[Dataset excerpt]
# # #

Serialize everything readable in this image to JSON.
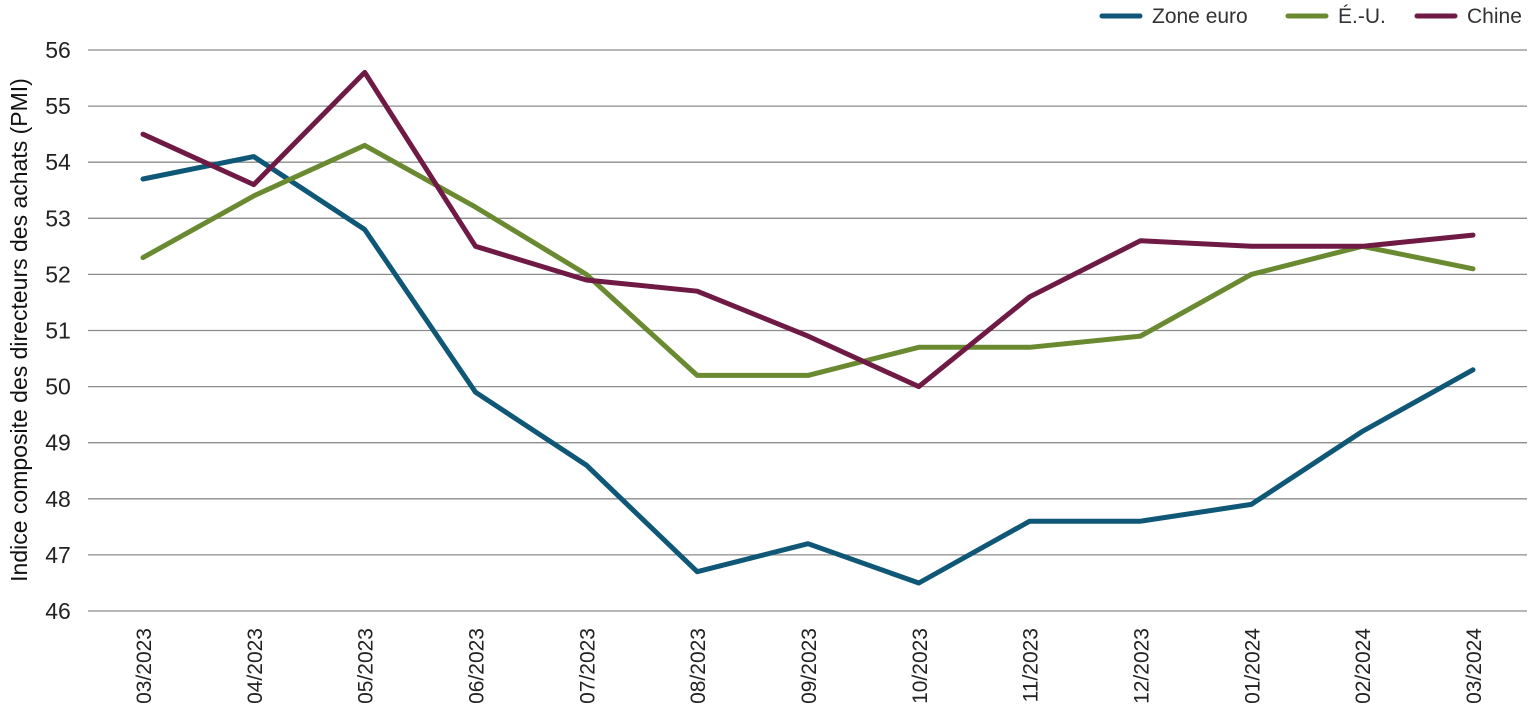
{
  "chart_data": {
    "type": "line",
    "title": "",
    "xlabel": "",
    "ylabel": "Indice composite des directeurs des achats (PMI)",
    "ylim": [
      46,
      56
    ],
    "yticks": [
      "46",
      "47",
      "48",
      "49",
      "50",
      "51",
      "52",
      "53",
      "54",
      "55",
      "56"
    ],
    "grid": true,
    "legend_position": "top-right",
    "categories": [
      "03/2023",
      "04/2023",
      "05/2023",
      "06/2023",
      "07/2023",
      "08/2023",
      "09/2023",
      "10/2023",
      "11/2023",
      "12/2023",
      "01/2024",
      "02/2024",
      "03/2024"
    ],
    "series": [
      {
        "name": "Zone euro",
        "color": "#0e5776",
        "values": [
          53.7,
          54.1,
          52.8,
          49.9,
          48.6,
          46.7,
          47.2,
          46.5,
          47.6,
          47.6,
          47.9,
          49.2,
          50.3
        ]
      },
      {
        "name": "É.-U.",
        "color": "#6a8a31",
        "values": [
          52.3,
          53.4,
          54.3,
          53.2,
          52.0,
          50.2,
          50.2,
          50.7,
          50.7,
          50.9,
          52.0,
          52.5,
          52.1
        ]
      },
      {
        "name": "Chine",
        "color": "#6e1a45",
        "values": [
          54.5,
          53.6,
          55.6,
          52.5,
          51.9,
          51.7,
          50.9,
          50.0,
          51.6,
          52.6,
          52.5,
          52.5,
          52.7
        ]
      }
    ]
  }
}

# # #

**Exercise description:** Point out every line holding the string "color" and copy it.

**Reply to the task:**
        "color": "#0e5776",
        "color": "#6a8a31",
        "color": "#6e1a45",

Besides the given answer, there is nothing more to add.